→ What is asked: Your task is to copy every line of the entries that contains "educational".

→ Dataset extract:
________

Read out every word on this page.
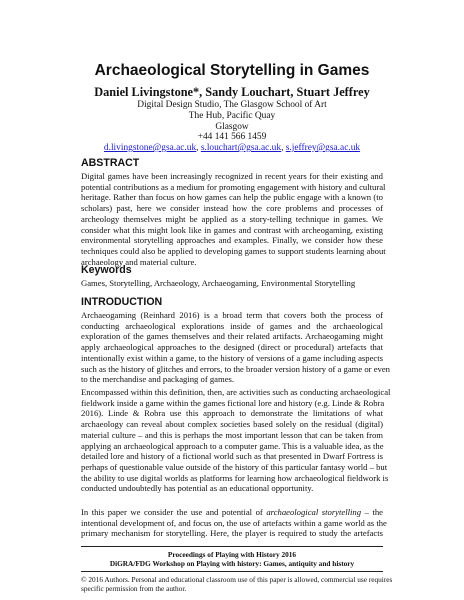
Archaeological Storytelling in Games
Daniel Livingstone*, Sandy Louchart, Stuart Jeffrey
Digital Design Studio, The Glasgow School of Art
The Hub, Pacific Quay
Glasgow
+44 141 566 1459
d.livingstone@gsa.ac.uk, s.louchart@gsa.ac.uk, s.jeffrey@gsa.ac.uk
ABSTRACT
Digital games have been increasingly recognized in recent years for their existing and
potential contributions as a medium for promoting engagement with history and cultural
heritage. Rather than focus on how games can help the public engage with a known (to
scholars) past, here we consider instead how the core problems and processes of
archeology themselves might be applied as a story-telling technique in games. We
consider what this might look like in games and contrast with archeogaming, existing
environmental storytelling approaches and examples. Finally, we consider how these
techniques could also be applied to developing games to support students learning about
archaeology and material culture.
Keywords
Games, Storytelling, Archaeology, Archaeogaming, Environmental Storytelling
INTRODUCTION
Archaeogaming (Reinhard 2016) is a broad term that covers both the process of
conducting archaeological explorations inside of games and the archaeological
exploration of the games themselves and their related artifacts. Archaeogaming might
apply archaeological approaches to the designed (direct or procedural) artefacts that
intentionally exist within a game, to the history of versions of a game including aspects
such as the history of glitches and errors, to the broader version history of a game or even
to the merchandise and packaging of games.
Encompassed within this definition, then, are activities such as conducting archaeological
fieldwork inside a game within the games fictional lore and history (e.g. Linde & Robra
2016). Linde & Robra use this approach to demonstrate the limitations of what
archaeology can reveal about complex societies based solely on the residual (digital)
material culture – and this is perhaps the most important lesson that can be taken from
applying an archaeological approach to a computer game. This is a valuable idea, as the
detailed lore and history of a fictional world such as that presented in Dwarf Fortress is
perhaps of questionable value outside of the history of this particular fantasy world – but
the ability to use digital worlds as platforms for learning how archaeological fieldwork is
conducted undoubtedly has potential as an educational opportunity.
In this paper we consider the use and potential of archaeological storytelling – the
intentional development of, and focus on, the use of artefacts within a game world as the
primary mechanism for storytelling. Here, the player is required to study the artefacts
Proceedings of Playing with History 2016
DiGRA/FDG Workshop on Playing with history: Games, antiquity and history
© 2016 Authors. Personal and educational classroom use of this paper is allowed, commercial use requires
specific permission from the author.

________

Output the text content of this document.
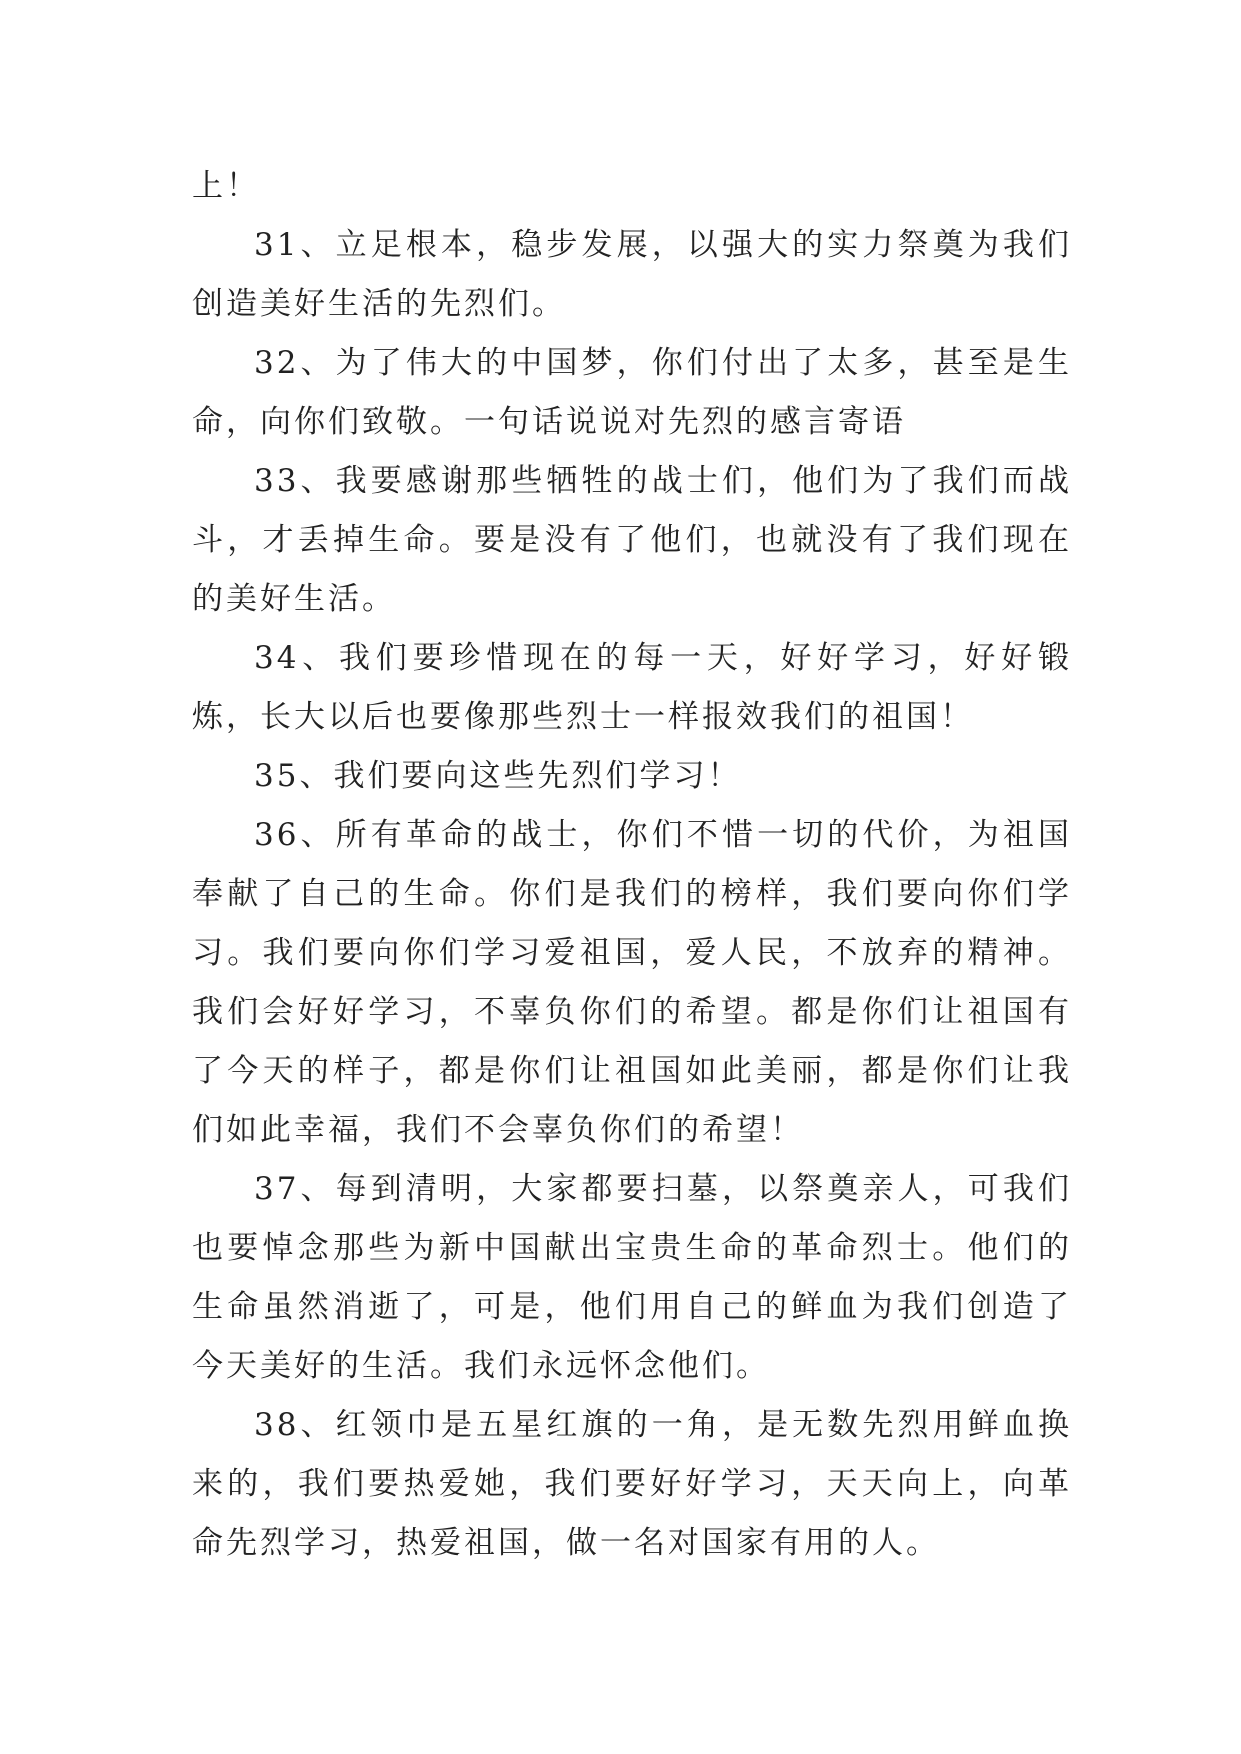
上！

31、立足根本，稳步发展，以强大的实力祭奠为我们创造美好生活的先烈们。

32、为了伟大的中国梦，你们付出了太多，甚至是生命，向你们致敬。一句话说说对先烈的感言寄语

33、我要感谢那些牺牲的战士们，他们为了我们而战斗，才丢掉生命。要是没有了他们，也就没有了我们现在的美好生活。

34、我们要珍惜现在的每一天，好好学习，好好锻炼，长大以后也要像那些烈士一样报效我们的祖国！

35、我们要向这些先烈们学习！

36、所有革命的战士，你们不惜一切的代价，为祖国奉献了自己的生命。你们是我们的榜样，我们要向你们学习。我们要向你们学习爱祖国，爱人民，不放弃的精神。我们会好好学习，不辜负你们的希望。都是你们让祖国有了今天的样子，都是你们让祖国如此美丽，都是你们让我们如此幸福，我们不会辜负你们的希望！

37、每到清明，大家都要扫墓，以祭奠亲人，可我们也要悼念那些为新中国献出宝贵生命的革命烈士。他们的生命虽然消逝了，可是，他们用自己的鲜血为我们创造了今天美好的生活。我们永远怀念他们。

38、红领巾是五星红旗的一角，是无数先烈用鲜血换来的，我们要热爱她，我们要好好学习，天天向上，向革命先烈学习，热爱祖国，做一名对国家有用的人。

________

→ Result for this task:
conducted undoubtedly has potential as an educational opportunity.
© 2016 Authors. Personal and educational classroom use of this paper is allowed, commercial use requires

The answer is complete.